Data in this exercise =>

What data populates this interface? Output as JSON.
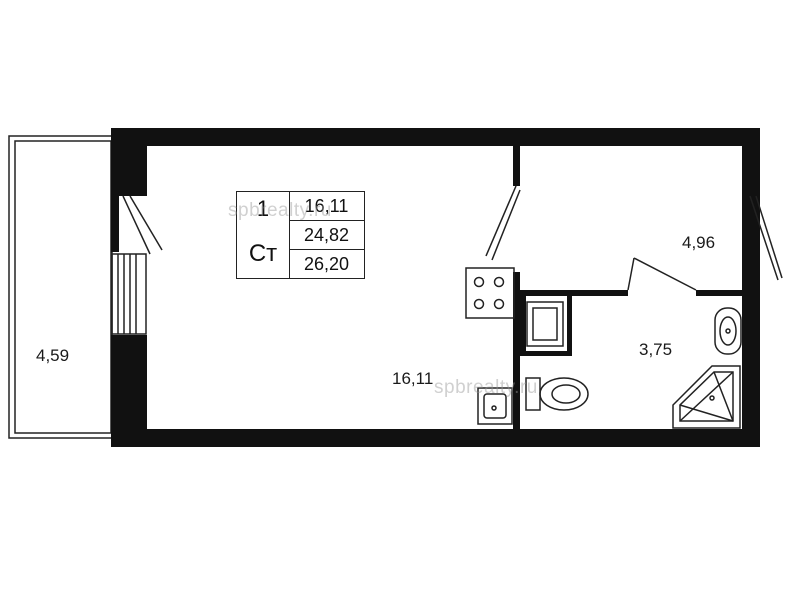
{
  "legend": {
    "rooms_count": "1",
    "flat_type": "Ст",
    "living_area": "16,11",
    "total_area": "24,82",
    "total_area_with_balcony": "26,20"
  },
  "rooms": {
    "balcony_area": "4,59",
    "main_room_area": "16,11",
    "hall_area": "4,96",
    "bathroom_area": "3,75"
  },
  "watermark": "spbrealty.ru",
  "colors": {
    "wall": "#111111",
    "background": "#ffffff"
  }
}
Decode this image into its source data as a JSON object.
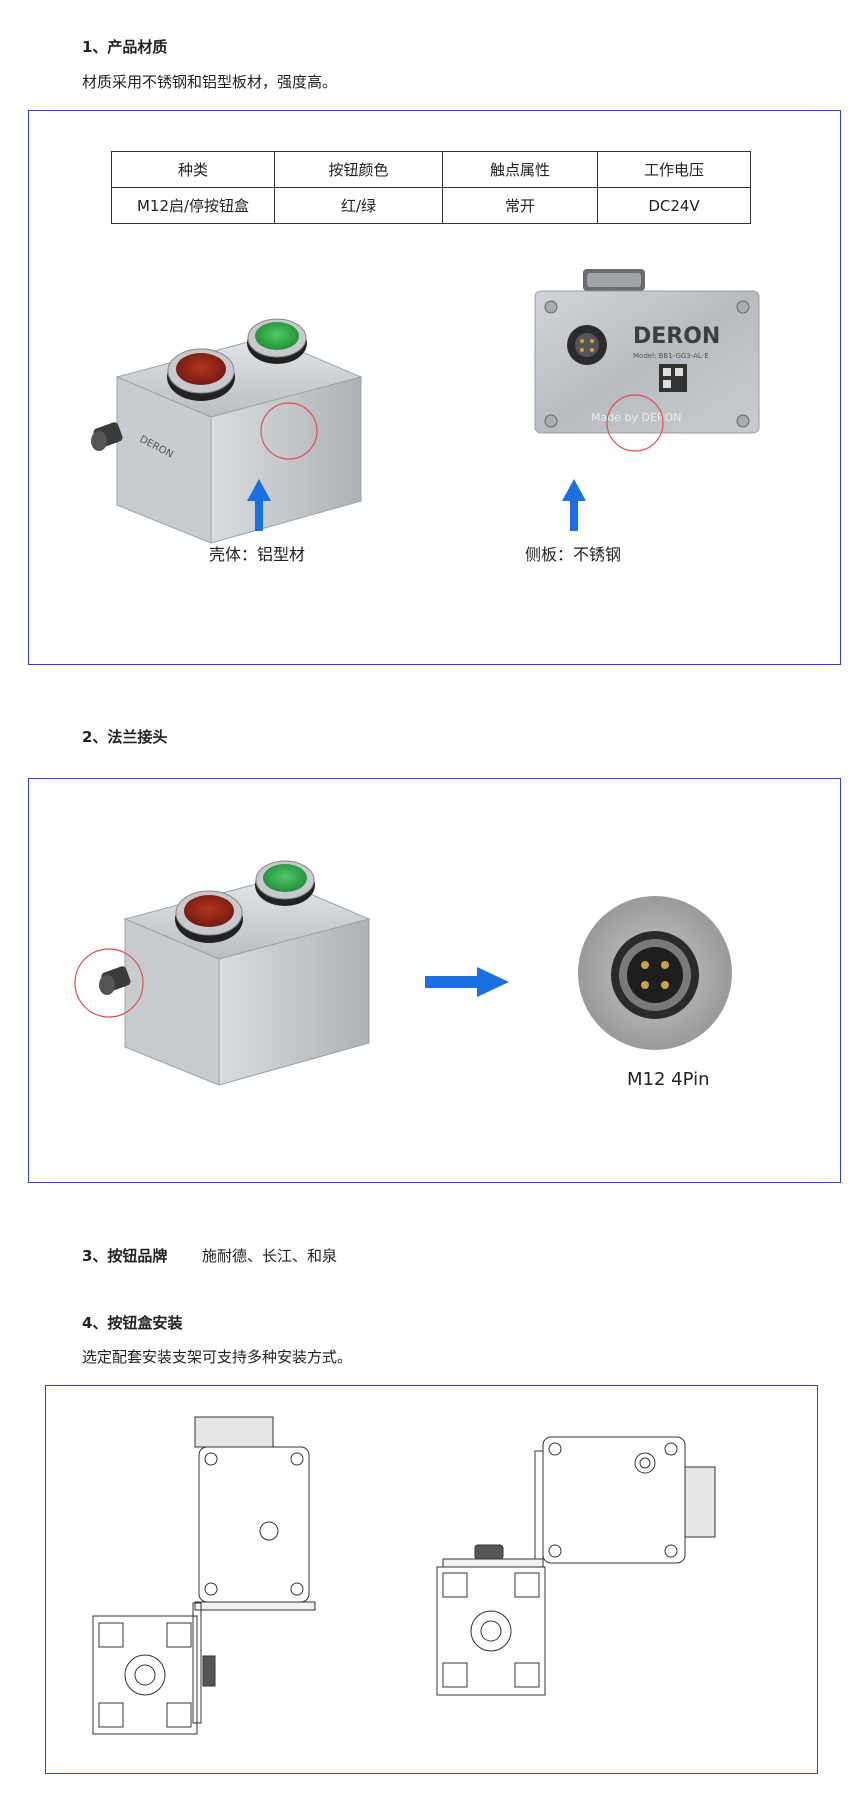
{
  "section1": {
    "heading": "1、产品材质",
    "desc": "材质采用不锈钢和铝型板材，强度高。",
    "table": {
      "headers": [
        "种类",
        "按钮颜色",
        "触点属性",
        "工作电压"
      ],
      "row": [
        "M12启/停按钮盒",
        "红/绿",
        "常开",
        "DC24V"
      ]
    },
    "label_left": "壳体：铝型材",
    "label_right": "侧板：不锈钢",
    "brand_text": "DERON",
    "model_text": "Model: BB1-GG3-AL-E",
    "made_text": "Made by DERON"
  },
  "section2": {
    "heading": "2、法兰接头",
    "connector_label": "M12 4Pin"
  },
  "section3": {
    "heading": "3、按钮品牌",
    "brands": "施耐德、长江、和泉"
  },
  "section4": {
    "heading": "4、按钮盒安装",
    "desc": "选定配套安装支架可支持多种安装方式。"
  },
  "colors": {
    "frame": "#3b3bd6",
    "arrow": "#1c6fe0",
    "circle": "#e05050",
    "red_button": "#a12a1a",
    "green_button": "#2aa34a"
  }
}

Written exercise =>
Set down every entry word for word, but omit the pictures.

Solution below =>
What data populates this interface? Output as JSON.
{
  "legend": {
    "rooms_count": "1",
    "flat_type": "Ст",
    "living_area": "16,11",
    "total_area": "24,82",
    "total_area_with_balcony": "26,20"
  },
  "rooms": {
    "balcony_area": "4,59",
    "main_room_area": "16,11",
    "hall_area": "4,96",
    "bathroom_area": "3,75"
  },
  "watermark": "spbrealty.ru",
  "colors": {
    "wall": "#111111",
    "background": "#ffffff"
  }
}
Decode this image into its source data as a JSON object.
{
  "section1": {
    "heading": "1、产品材质",
    "desc": "材质采用不锈钢和铝型板材，强度高。",
    "table": {
      "headers": [
        "种类",
        "按钮颜色",
        "触点属性",
        "工作电压"
      ],
      "row": [
        "M12启/停按钮盒",
        "红/绿",
        "常开",
        "DC24V"
      ]
    },
    "label_left": "壳体：铝型材",
    "label_right": "侧板：不锈钢",
    "brand_text": "DERON",
    "model_text": "Model: BB1-GG3-AL-E",
    "made_text": "Made by DERON"
  },
  "section2": {
    "heading": "2、法兰接头",
    "connector_label": "M12 4Pin"
  },
  "section3": {
    "heading": "3、按钮品牌",
    "brands": "施耐德、长江、和泉"
  },
  "section4": {
    "heading": "4、按钮盒安装",
    "desc": "选定配套安装支架可支持多种安装方式。"
  },
  "colors": {
    "frame": "#3b3bd6",
    "arrow": "#1c6fe0",
    "circle": "#e05050",
    "red_button": "#a12a1a",
    "green_button": "#2aa34a"
  }
}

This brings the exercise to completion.